REQUIREMENTS:
Copy each line below without leaving any out.

ENTRIES PROVIDED:

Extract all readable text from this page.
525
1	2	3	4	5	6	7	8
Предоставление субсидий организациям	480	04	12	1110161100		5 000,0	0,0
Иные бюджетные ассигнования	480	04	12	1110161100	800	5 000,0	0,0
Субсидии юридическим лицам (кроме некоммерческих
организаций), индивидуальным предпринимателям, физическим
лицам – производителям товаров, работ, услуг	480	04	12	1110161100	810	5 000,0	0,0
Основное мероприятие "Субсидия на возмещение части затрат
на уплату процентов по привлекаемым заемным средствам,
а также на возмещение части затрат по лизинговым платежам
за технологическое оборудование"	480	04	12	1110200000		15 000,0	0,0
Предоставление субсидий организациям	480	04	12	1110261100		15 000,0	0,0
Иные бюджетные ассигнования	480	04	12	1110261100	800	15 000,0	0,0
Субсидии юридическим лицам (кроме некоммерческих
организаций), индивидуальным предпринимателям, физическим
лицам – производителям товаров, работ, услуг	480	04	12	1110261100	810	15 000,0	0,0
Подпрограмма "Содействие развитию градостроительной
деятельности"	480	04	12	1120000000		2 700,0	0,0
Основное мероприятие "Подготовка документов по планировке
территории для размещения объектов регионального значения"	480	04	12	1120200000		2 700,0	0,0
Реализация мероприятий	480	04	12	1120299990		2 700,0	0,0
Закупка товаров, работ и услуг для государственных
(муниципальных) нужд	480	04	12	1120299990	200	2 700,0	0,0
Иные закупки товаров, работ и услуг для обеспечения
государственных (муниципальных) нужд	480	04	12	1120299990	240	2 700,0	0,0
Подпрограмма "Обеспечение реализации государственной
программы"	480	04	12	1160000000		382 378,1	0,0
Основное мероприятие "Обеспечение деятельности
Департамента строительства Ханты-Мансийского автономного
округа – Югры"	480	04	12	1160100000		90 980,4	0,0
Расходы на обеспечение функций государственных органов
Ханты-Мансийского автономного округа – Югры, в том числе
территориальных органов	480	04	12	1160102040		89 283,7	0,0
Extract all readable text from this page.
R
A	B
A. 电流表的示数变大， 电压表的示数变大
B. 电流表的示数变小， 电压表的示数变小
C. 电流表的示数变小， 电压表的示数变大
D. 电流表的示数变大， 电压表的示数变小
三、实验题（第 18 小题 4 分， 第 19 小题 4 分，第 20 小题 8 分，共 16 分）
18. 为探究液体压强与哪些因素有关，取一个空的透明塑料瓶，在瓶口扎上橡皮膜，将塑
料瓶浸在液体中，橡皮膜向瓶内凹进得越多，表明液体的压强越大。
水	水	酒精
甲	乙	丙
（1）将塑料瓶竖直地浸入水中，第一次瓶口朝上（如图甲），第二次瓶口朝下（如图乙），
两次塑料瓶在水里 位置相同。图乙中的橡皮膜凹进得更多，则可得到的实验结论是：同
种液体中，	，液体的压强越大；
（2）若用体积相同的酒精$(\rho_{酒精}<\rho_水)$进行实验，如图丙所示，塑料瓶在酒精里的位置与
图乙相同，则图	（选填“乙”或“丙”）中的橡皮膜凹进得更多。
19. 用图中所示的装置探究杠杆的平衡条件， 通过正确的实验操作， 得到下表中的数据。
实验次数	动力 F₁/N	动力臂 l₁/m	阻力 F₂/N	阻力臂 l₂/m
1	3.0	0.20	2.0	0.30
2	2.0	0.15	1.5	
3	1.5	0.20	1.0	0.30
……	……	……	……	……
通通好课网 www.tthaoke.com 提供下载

OUTPUT OF THE EXERCISE:
Extract all readable text from this page.
525
1	2	3	4	5	6	7	8
Предоставление субсидий организациям	480	04	12	1110161100		5 000,0	0,0
Иные бюджетные ассигнования	480	04	12	1110161100	800	5 000,0	0,0
Субсидии юридическим лицам (кроме некоммерческих
организаций), индивидуальным предпринимателям, физическим
лицам – производителям товаров, работ, услуг	480	04	12	1110161100	810	5 000,0	0,0
Основное мероприятие "Субсидия на возмещение части затрат
на уплату процентов по привлекаемым заемным средствам,
а также на возмещение части затрат по лизинговым платежам
за технологическое оборудование"	480	04	12	1110200000		15 000,0	0,0
Предоставление субсидий организациям	480	04	12	1110261100		15 000,0	0,0
Иные бюджетные ассигнования	480	04	12	1110261100	800	15 000,0	0,0
Субсидии юридическим лицам (кроме некоммерческих
организаций), индивидуальным предпринимателям, физическим
лицам – производителям товаров, работ, услуг	480	04	12	1110261100	810	15 000,0	0,0
Подпрограмма "Содействие развитию градостроительной
деятельности"	480	04	12	1120000000		2 700,0	0,0
Основное мероприятие "Подготовка документов по планировке
территории для размещения объектов регионального значения"	480	04	12	1120200000		2 700,0	0,0
Реализация мероприятий	480	04	12	1120299990		2 700,0	0,0
Закупка товаров, работ и услуг для государственных
(муниципальных) нужд	480	04	12	1120299990	200	2 700,0	0,0
Иные закупки товаров, работ и услуг для обеспечения
государственных (муниципальных) нужд	480	04	12	1120299990	240	2 700,0	0,0
Подпрограмма "Обеспечение реализации государственной
программы"	480	04	12	1160000000		382 378,1	0,0
Основное мероприятие "Обеспечение деятельности
Департамента строительства Ханты-Мансийского автономного
округа – Югры"	480	04	12	1160100000		90 980,4	0,0
Расходы на обеспечение функций государственных органов
Ханты-Мансийского автономного округа – Югры, в том числе
территориальных органов	480	04	12	1160102040		89 283,7	0,0
Extract all readable text from this page.
R
A	B
A. 电流表的示数变大， 电压表的示数变大
B. 电流表的示数变小， 电压表的示数变小
C. 电流表的示数变小， 电压表的示数变大
D. 电流表的示数变大， 电压表的示数变小
三、实验题（第 18 小题 4 分， 第 19 小题 4 分，第 20 小题 8 分，共 16 分）
18. 为探究液体压强与哪些因素有关，取一个空的透明塑料瓶，在瓶口扎上橡皮膜，将塑
料瓶浸在液体中，橡皮膜向瓶内凹进得越多，表明液体的压强越大。
水	水	酒精
甲	乙	丙
（1）将塑料瓶竖直地浸入水中，第一次瓶口朝上（如图甲），第二次瓶口朝下（如图乙），
两次塑料瓶在水里 位置相同。图乙中的橡皮膜凹进得更多，则可得到的实验结论是：同
种液体中，	，液体的压强越大；
（2）若用体积相同的酒精$(\rho_{酒精}<\rho_水)$进行实验，如图丙所示，塑料瓶在酒精里的位置与
图乙相同，则图	（选填“乙”或“丙”）中的橡皮膜凹进得更多。
19. 用图中所示的装置探究杠杆的平衡条件， 通过正确的实验操作， 得到下表中的数据。
实验次数	动力 F₁/N	动力臂 l₁/m	阻力 F₂/N	阻力臂 l₂/m
1	3.0	0.20	2.0	0.30
2	2.0	0.15	1.5	
3	1.5	0.20	1.0	0.30
……	……	……	……	……
通通好课网 www.tthaoke.com 提供下载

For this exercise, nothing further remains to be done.